Exercise aim »
Copy the data from the line that contains "Extract the structured" to its last line, exactly, including both of those lines and leaving out everything before.

┄┄┄┄┄┄┄┄┄┄┄┄┄┄┄┄┄┄┄┄

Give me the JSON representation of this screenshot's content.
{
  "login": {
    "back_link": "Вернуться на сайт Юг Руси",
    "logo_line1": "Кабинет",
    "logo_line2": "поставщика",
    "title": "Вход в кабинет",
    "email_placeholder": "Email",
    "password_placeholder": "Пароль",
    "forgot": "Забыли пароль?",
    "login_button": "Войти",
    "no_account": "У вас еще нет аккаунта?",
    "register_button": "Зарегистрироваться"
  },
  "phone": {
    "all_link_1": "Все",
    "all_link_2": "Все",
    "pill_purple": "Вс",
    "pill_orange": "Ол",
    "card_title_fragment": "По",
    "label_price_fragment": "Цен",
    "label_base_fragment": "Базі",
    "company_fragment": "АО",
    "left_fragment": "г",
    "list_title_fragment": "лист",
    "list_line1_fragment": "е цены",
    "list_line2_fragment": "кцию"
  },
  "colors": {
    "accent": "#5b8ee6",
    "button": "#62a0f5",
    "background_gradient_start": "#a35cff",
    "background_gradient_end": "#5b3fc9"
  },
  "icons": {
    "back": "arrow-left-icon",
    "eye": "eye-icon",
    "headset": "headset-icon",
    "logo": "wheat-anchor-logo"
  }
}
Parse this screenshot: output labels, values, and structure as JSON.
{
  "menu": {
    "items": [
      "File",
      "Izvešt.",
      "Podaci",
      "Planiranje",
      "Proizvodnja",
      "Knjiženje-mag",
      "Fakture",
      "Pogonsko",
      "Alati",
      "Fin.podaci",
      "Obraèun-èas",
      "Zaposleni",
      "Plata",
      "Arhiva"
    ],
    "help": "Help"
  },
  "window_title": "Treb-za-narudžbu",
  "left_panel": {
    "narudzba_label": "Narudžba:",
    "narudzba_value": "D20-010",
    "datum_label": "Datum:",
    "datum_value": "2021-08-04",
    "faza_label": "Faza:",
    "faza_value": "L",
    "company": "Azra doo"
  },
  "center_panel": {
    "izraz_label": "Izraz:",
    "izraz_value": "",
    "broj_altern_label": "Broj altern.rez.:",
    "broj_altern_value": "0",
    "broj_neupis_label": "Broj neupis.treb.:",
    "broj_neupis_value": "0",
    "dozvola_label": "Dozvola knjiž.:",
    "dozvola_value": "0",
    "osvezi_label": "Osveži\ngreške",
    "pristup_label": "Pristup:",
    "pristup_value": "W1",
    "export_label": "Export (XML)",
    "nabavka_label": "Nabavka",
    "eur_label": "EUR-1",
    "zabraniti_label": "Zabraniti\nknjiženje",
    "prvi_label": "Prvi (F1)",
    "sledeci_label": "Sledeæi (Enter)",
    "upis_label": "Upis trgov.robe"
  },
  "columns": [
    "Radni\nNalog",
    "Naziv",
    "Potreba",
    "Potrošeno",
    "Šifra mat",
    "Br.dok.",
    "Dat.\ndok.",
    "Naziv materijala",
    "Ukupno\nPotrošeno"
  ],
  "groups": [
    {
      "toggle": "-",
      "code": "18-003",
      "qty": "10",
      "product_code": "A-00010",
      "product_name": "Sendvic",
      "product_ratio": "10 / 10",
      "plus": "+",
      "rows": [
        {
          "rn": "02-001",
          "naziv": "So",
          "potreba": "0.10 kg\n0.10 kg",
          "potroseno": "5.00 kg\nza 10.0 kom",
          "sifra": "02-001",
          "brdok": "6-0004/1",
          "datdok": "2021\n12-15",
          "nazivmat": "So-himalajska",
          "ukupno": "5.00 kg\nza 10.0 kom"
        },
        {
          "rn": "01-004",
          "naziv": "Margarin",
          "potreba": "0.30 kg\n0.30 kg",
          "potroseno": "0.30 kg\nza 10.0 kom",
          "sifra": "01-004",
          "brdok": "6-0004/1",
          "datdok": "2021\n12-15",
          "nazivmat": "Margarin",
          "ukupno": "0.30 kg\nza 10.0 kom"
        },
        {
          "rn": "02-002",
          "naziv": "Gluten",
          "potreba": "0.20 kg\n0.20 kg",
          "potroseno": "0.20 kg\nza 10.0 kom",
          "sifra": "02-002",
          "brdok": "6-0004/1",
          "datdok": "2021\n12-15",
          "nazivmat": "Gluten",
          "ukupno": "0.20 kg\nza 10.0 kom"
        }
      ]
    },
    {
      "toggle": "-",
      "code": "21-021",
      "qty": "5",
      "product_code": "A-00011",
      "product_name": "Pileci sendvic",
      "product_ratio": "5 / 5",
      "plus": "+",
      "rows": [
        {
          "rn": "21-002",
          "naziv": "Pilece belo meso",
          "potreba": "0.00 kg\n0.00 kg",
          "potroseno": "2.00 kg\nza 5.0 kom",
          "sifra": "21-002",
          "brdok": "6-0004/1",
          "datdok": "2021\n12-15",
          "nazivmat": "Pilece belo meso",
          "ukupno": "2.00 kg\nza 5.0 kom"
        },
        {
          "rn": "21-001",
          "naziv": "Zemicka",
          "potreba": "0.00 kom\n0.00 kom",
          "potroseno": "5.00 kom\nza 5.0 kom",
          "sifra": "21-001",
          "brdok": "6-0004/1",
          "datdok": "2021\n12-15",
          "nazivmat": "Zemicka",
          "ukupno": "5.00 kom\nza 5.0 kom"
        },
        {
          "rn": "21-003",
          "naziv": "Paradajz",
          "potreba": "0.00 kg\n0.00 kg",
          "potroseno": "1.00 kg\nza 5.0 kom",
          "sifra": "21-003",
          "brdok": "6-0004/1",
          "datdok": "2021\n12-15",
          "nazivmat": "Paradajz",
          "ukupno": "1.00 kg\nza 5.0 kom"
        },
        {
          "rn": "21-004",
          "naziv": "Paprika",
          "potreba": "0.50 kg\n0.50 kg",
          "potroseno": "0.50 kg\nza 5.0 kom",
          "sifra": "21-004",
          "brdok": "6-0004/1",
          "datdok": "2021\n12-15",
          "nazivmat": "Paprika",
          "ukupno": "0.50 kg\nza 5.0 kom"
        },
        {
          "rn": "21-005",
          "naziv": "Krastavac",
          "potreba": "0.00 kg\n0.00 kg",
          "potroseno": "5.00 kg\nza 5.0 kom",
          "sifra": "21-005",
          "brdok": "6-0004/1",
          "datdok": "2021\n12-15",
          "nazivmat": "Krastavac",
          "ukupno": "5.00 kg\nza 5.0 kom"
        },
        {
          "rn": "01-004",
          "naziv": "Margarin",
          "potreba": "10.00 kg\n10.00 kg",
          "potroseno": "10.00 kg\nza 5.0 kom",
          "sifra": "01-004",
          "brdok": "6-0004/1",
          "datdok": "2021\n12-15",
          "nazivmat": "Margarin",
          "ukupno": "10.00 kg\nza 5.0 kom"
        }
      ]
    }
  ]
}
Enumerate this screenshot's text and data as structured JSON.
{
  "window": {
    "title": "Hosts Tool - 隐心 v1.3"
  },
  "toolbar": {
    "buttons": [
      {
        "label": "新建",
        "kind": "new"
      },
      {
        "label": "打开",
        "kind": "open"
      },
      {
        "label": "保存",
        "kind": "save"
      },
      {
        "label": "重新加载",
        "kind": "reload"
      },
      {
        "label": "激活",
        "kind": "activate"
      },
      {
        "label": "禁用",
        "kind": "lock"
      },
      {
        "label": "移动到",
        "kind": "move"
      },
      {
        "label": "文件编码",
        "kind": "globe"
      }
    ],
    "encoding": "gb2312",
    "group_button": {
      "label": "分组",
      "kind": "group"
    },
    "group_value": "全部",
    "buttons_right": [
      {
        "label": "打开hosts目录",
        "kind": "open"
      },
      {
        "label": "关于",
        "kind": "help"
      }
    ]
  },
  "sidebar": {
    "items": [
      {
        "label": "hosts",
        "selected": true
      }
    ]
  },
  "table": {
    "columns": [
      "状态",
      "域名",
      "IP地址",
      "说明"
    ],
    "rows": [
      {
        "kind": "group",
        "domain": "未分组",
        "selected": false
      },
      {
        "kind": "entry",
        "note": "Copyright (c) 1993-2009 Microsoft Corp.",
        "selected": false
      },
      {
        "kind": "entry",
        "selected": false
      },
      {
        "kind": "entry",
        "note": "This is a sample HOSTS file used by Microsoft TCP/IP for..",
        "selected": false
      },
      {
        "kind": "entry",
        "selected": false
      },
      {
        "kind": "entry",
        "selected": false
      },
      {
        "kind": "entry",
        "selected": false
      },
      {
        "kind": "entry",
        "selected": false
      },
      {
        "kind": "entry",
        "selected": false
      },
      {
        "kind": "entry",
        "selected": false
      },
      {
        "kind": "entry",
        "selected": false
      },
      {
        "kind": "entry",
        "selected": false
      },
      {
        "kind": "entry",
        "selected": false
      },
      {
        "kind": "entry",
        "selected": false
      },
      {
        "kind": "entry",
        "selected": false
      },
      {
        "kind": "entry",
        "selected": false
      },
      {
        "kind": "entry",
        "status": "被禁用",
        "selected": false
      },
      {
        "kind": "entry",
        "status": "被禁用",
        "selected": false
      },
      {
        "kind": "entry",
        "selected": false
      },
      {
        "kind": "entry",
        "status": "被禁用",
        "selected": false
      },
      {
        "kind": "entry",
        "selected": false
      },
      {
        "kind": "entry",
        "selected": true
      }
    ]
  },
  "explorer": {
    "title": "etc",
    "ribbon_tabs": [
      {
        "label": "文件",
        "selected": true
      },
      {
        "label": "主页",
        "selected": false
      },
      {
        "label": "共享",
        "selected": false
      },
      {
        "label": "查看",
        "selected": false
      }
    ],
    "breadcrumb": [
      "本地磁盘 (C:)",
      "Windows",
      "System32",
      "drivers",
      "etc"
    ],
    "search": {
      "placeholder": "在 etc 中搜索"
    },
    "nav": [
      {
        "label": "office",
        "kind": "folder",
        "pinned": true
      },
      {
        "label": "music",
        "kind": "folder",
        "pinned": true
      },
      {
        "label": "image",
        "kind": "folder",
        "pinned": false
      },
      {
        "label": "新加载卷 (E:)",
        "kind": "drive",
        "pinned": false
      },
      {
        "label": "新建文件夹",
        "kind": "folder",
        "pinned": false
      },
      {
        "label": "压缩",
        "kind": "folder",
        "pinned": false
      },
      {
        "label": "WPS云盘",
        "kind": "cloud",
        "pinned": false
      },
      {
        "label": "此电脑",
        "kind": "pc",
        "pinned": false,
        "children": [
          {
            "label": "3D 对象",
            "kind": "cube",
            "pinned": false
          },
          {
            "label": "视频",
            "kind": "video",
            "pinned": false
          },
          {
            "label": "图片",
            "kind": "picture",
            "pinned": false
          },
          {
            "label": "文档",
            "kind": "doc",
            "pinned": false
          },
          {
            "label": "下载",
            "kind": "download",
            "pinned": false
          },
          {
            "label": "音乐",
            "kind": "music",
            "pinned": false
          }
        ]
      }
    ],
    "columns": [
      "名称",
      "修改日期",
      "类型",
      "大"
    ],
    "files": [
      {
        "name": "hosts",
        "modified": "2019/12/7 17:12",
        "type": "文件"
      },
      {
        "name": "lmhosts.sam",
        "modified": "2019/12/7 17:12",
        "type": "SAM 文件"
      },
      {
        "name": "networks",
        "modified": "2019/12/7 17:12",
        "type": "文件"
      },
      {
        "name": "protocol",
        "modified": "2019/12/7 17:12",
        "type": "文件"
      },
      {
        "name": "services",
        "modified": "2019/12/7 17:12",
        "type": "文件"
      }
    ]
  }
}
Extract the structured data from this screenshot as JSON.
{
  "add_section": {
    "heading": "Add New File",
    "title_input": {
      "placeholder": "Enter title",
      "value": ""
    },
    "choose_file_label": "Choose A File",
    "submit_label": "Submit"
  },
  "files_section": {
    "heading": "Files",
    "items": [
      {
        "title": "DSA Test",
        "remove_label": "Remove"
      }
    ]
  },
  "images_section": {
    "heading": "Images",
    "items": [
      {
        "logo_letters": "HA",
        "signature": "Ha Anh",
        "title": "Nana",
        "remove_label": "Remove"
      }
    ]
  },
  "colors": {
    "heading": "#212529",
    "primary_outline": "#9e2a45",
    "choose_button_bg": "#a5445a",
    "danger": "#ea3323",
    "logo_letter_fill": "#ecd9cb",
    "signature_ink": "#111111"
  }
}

┄┄┄┄┄┄┄┄┄┄┄┄┄┄┄┄┄┄┄┄

Response to this exercise »
Extract the structured data from this screenshot as JSON.
{
  "add_section": {
    "heading": "Add New File",
    "title_input": {
      "placeholder": "Enter title",
      "value": ""
    },
    "choose_file_label": "Choose A File",
    "submit_label": "Submit"
  },
  "files_section": {
    "heading": "Files",
    "items": [
      {
        "title": "DSA Test",
        "remove_label": "Remove"
      }
    ]
  },
  "images_section": {
    "heading": "Images",
    "items": [
      {
        "logo_letters": "HA",
        "signature": "Ha Anh",
        "title": "Nana",
        "remove_label": "Remove"
      }
    ]
  },
  "colors": {
    "heading": "#212529",
    "primary_outline": "#9e2a45",
    "choose_button_bg": "#a5445a",
    "danger": "#ea3323",
    "logo_letter_fill": "#ecd9cb",
    "signature_ink": "#111111"
  }
}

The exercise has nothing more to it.